Collection entries:
• • • • •

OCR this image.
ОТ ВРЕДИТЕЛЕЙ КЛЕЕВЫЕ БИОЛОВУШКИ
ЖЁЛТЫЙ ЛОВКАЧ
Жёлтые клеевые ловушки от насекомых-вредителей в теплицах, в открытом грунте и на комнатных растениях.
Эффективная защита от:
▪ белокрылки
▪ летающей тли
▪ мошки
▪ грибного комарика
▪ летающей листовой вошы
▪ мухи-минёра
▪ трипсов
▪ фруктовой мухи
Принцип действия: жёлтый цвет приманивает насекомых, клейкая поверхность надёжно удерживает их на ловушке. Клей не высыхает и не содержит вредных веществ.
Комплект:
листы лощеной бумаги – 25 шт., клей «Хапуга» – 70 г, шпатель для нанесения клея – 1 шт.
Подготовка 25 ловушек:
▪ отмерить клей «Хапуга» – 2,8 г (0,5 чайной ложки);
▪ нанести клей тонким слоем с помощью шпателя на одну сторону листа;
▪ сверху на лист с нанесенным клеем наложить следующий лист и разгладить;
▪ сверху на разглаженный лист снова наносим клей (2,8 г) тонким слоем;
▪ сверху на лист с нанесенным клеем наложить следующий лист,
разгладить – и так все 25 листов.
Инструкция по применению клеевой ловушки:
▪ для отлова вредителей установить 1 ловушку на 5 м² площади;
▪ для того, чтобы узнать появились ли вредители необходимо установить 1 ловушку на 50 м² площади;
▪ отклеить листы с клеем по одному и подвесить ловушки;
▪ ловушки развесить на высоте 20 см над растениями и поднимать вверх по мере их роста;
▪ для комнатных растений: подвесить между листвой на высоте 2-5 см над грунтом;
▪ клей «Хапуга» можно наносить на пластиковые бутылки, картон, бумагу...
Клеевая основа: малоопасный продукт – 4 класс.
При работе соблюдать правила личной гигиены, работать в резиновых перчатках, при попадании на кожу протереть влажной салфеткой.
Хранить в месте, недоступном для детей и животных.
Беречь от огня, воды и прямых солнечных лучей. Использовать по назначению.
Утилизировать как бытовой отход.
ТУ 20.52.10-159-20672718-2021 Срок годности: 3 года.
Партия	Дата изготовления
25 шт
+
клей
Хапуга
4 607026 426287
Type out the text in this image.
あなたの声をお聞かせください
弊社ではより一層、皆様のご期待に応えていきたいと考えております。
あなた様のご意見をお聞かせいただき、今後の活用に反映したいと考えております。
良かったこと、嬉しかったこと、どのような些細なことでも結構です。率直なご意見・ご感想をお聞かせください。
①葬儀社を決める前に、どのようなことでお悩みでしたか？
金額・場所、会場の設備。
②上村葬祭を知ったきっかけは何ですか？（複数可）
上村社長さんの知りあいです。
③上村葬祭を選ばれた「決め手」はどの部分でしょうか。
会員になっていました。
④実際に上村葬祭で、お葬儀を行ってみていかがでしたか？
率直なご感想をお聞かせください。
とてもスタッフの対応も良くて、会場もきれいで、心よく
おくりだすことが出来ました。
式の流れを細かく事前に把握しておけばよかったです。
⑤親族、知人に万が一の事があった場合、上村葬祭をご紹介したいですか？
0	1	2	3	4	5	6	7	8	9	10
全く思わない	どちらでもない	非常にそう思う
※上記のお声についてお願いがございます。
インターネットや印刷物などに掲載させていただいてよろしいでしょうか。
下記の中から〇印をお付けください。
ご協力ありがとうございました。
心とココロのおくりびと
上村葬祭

• • • • •

Retype the data exactly as given.

OCR this image.
ОТ ВРЕДИТЕЛЕЙ КЛЕЕВЫЕ БИОЛОВУШКИ
ЖЁЛТЫЙ ЛОВКАЧ
Жёлтые клеевые ловушки от насекомых-вредителей в теплицах, в открытом грунте и на комнатных растениях.
Эффективная защита от:
▪ белокрылки
▪ летающей тли
▪ мошки
▪ грибного комарика
▪ летающей листовой вошы
▪ мухи-минёра
▪ трипсов
▪ фруктовой мухи
Принцип действия: жёлтый цвет приманивает насекомых, клейкая поверхность надёжно удерживает их на ловушке. Клей не высыхает и не содержит вредных веществ.
Комплект:
листы лощеной бумаги – 25 шт., клей «Хапуга» – 70 г, шпатель для нанесения клея – 1 шт.
Подготовка 25 ловушек:
▪ отмерить клей «Хапуга» – 2,8 г (0,5 чайной ложки);
▪ нанести клей тонким слоем с помощью шпателя на одну сторону листа;
▪ сверху на лист с нанесенным клеем наложить следующий лист и разгладить;
▪ сверху на разглаженный лист снова наносим клей (2,8 г) тонким слоем;
▪ сверху на лист с нанесенным клеем наложить следующий лист,
разгладить – и так все 25 листов.
Инструкция по применению клеевой ловушки:
▪ для отлова вредителей установить 1 ловушку на 5 м² площади;
▪ для того, чтобы узнать появились ли вредители необходимо установить 1 ловушку на 50 м² площади;
▪ отклеить листы с клеем по одному и подвесить ловушки;
▪ ловушки развесить на высоте 20 см над растениями и поднимать вверх по мере их роста;
▪ для комнатных растений: подвесить между листвой на высоте 2-5 см над грунтом;
▪ клей «Хапуга» можно наносить на пластиковые бутылки, картон, бумагу...
Клеевая основа: малоопасный продукт – 4 класс.
При работе соблюдать правила личной гигиены, работать в резиновых перчатках, при попадании на кожу протереть влажной салфеткой.
Хранить в месте, недоступном для детей и животных.
Беречь от огня, воды и прямых солнечных лучей. Использовать по назначению.
Утилизировать как бытовой отход.
ТУ 20.52.10-159-20672718-2021 Срок годности: 3 года.
Партия	Дата изготовления
25 шт
+
клей
Хапуга
4 607026 426287
Type out the text in this image.
あなたの声をお聞かせください
弊社ではより一層、皆様のご期待に応えていきたいと考えております。
あなた様のご意見をお聞かせいただき、今後の活用に反映したいと考えております。
良かったこと、嬉しかったこと、どのような些細なことでも結構です。率直なご意見・ご感想をお聞かせください。
①葬儀社を決める前に、どのようなことでお悩みでしたか？
金額・場所、会場の設備。
②上村葬祭を知ったきっかけは何ですか？（複数可）
上村社長さんの知りあいです。
③上村葬祭を選ばれた「決め手」はどの部分でしょうか。
会員になっていました。
④実際に上村葬祭で、お葬儀を行ってみていかがでしたか？
率直なご感想をお聞かせください。
とてもスタッフの対応も良くて、会場もきれいで、心よく
おくりだすことが出来ました。
式の流れを細かく事前に把握しておけばよかったです。
⑤親族、知人に万が一の事があった場合、上村葬祭をご紹介したいですか？
0	1	2	3	4	5	6	7	8	9	10
全く思わない	どちらでもない	非常にそう思う
※上記のお声についてお願いがございます。
インターネットや印刷物などに掲載させていただいてよろしいでしょうか。
下記の中から〇印をお付けください。
ご協力ありがとうございました。
心とココロのおくりびと
上村葬祭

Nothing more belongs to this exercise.